WHAT THE EXERCISE ASKS: Count, in the entries below, the lines in which "marker" occurs. Give the number, nothing more.

-=-=-=-=-

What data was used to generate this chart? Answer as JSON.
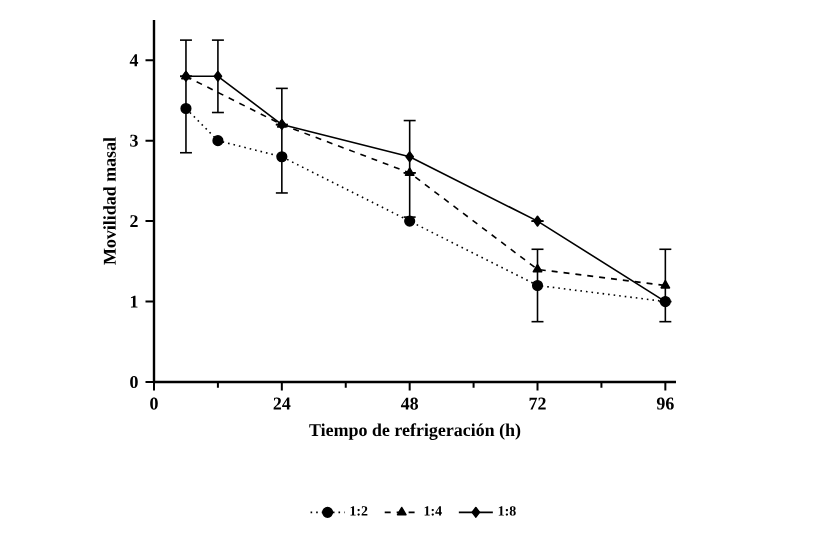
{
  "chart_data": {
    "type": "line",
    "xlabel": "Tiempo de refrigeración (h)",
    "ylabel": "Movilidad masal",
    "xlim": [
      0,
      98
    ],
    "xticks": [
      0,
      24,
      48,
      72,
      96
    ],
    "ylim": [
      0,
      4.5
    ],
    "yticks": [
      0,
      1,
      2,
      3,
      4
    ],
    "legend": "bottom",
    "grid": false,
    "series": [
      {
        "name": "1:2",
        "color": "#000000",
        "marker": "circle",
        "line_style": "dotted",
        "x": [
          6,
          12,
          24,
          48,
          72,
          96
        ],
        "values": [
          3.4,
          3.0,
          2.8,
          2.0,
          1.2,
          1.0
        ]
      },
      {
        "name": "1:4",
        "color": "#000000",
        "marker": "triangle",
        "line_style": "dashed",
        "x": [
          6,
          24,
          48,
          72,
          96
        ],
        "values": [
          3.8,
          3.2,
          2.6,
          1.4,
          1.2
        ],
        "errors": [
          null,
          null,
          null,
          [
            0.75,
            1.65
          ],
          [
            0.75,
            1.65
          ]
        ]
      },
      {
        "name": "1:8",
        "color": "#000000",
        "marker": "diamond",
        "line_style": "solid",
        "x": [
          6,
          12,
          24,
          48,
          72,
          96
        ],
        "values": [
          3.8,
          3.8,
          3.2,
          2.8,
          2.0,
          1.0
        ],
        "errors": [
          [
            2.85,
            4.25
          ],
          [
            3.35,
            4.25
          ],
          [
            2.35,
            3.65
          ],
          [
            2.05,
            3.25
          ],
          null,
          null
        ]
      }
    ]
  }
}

-=-=-=-=-

FULL ANSWER: 3